### PROMPT
Return the records that follow unaltered. Omit every picture.

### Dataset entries
begin

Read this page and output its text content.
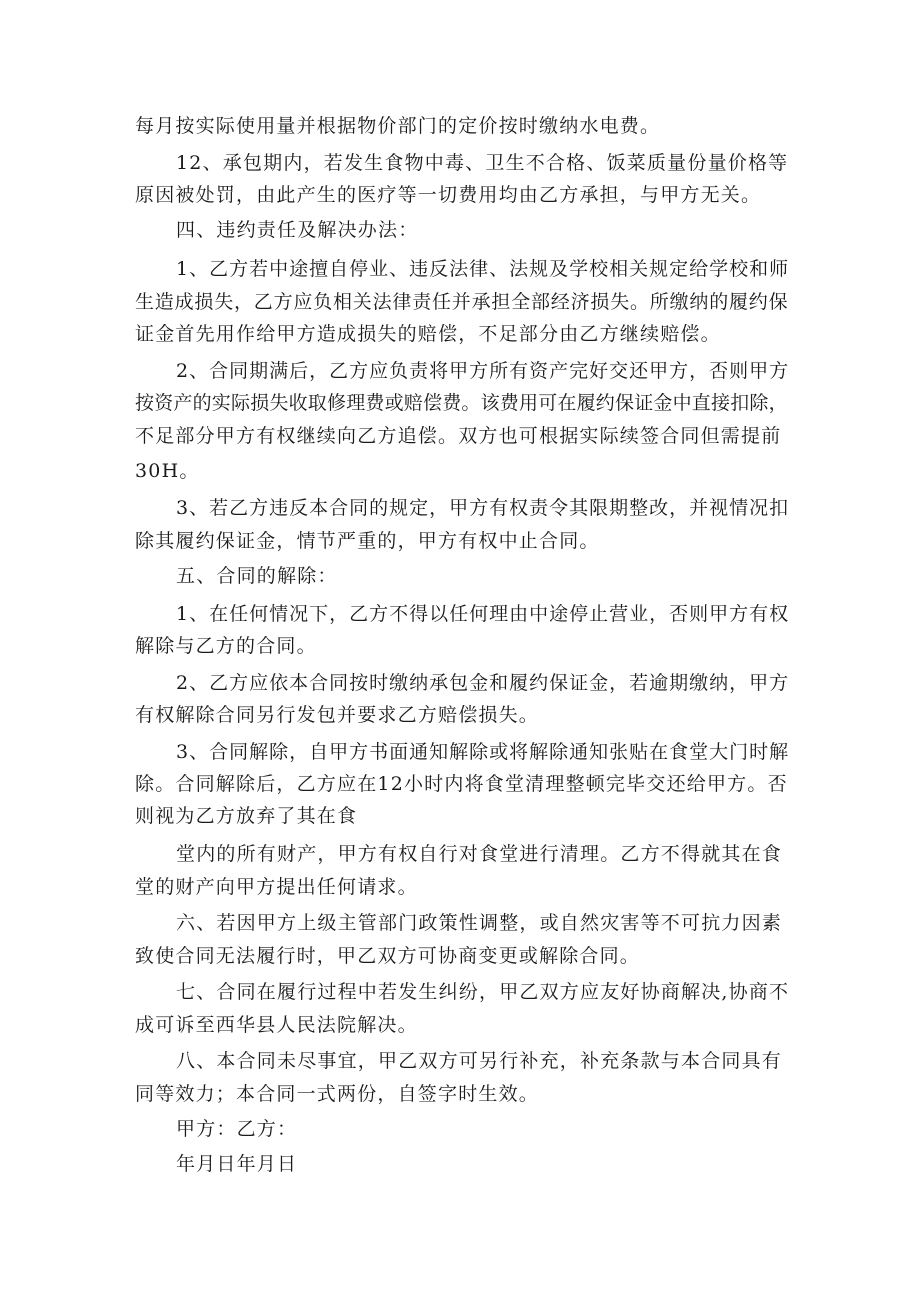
每月按实际使用量并根据物价部门的定价按时缴纳水电费。
12、承包期内，若发生食物中毒、卫生不合格、饭菜质量份量价格等
原因被处罚，由此产生的医疗等一切费用均由乙方承担，与甲方无关。
四、违约责任及解决办法：
1、乙方若中途擅自停业、违反法律、法规及学校相关规定给学校和师
生造成损失，乙方应负相关法律责任并承担全部经济损失。所缴纳的履约保
证金首先用作给甲方造成损失的赔偿，不足部分由乙方继续赔偿。
2、合同期满后，乙方应负责将甲方所有资产完好交还甲方，否则甲方
按资产的实际损失收取修理费或赔偿费。该费用可在履约保证金中直接扣除，
不足部分甲方有权继续向乙方追偿。双方也可根据实际续签合同但需提前
30H。
3、若乙方违反本合同的规定，甲方有权责令其限期整改，并视情况扣
除其履约保证金，情节严重的，甲方有权中止合同。
五、合同的解除：
1、在任何情况下，乙方不得以任何理由中途停止营业，否则甲方有权
解除与乙方的合同。
2、乙方应依本合同按时缴纳承包金和履约保证金，若逾期缴纳，甲方
有权解除合同另行发包并要求乙方赔偿损失。
3、合同解除，自甲方书面通知解除或将解除通知张贴在食堂大门时解
除。合同解除后，乙方应在12小时内将食堂清理整顿完毕交还给甲方。否
则视为乙方放弃了其在食
堂内的所有财产，甲方有权自行对食堂进行清理。乙方不得就其在食
堂的财产向甲方提出任何请求。
六、若因甲方上级主管部门政策性调整，或自然灾害等不可抗力因素
致使合同无法履行时，甲乙双方可协商变更或解除合同。
七、合同在履行过程中若发生纠纷，甲乙双方应友好协商解决,协商不
成可诉至西华县人民法院解决。
八、本合同未尽事宜，甲乙双方可另行补充，补充条款与本合同具有
同等效力；本合同一式两份，自签字时生效。
甲方：乙方：
年月日年月日
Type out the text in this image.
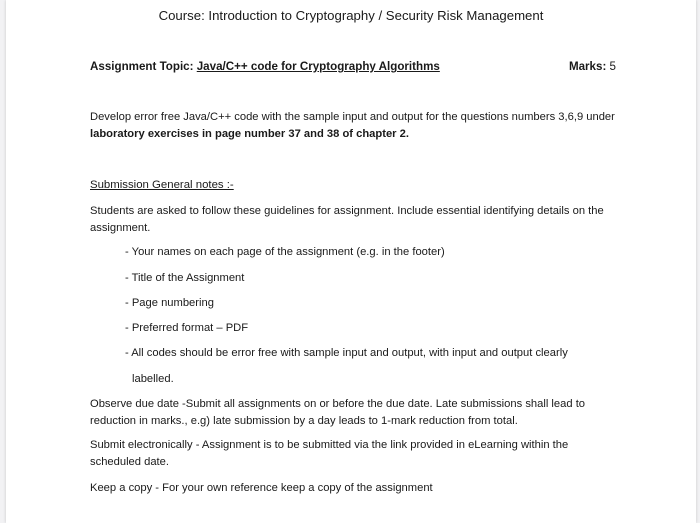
Course: Introduction to Cryptography / Security Risk Management
Assignment Topic: Java/C++ code for Cryptography Algorithms	Marks: 5
Develop error free Java/C++ code with the sample input and output for the questions numbers 3,6,9 under laboratory exercises in page number 37 and 38 of chapter 2.
Submission General notes :-
Students are asked to follow these guidelines for assignment. Include essential identifying details on the assignment.
- Your names on each page of the assignment (e.g. in the footer)
- Title of the Assignment
- Page numbering
- Preferred format – PDF
- All codes should be error free with sample input and output, with input and output clearly
labelled.
Observe due date -Submit all assignments on or before the due date. Late submissions shall lead to reduction in marks., e.g) late submission by a day leads to 1-mark reduction from total.
Submit electronically - Assignment is to be submitted via the link provided in eLearning within the scheduled date.
Keep a copy - For your own reference keep a copy of the assignment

end

### ANSWER TO THIS EXERCISE
Read this page and output its text content.
每月按实际使用量并根据物价部门的定价按时缴纳水电费。
12、承包期内，若发生食物中毒、卫生不合格、饭菜质量份量价格等
原因被处罚，由此产生的医疗等一切费用均由乙方承担，与甲方无关。
四、违约责任及解决办法：
1、乙方若中途擅自停业、违反法律、法规及学校相关规定给学校和师
生造成损失，乙方应负相关法律责任并承担全部经济损失。所缴纳的履约保
证金首先用作给甲方造成损失的赔偿，不足部分由乙方继续赔偿。
2、合同期满后，乙方应负责将甲方所有资产完好交还甲方，否则甲方
按资产的实际损失收取修理费或赔偿费。该费用可在履约保证金中直接扣除，
不足部分甲方有权继续向乙方追偿。双方也可根据实际续签合同但需提前
30H。
3、若乙方违反本合同的规定，甲方有权责令其限期整改，并视情况扣
除其履约保证金，情节严重的，甲方有权中止合同。
五、合同的解除：
1、在任何情况下，乙方不得以任何理由中途停止营业，否则甲方有权
解除与乙方的合同。
2、乙方应依本合同按时缴纳承包金和履约保证金，若逾期缴纳，甲方
有权解除合同另行发包并要求乙方赔偿损失。
3、合同解除，自甲方书面通知解除或将解除通知张贴在食堂大门时解
除。合同解除后，乙方应在12小时内将食堂清理整顿完毕交还给甲方。否
则视为乙方放弃了其在食
堂内的所有财产，甲方有权自行对食堂进行清理。乙方不得就其在食
堂的财产向甲方提出任何请求。
六、若因甲方上级主管部门政策性调整，或自然灾害等不可抗力因素
致使合同无法履行时，甲乙双方可协商变更或解除合同。
七、合同在履行过程中若发生纠纷，甲乙双方应友好协商解决,协商不
成可诉至西华县人民法院解决。
八、本合同未尽事宜，甲乙双方可另行补充，补充条款与本合同具有
同等效力；本合同一式两份，自签字时生效。
甲方：乙方：
年月日年月日
Type out the text in this image.
Course: Introduction to Cryptography / Security Risk Management
Assignment Topic: Java/C++ code for Cryptography Algorithms	Marks: 5
Develop error free Java/C++ code with the sample input and output for the questions numbers 3,6,9 under laboratory exercises in page number 37 and 38 of chapter 2.
Submission General notes :-
Students are asked to follow these guidelines for assignment. Include essential identifying details on the assignment.
- Your names on each page of the assignment (e.g. in the footer)
- Title of the Assignment
- Page numbering
- Preferred format – PDF
- All codes should be error free with sample input and output, with input and output clearly
labelled.
Observe due date -Submit all assignments on or before the due date. Late submissions shall lead to reduction in marks., e.g) late submission by a day leads to 1-mark reduction from total.
Submit electronically - Assignment is to be submitted via the link provided in eLearning within the scheduled date.
Keep a copy - For your own reference keep a copy of the assignment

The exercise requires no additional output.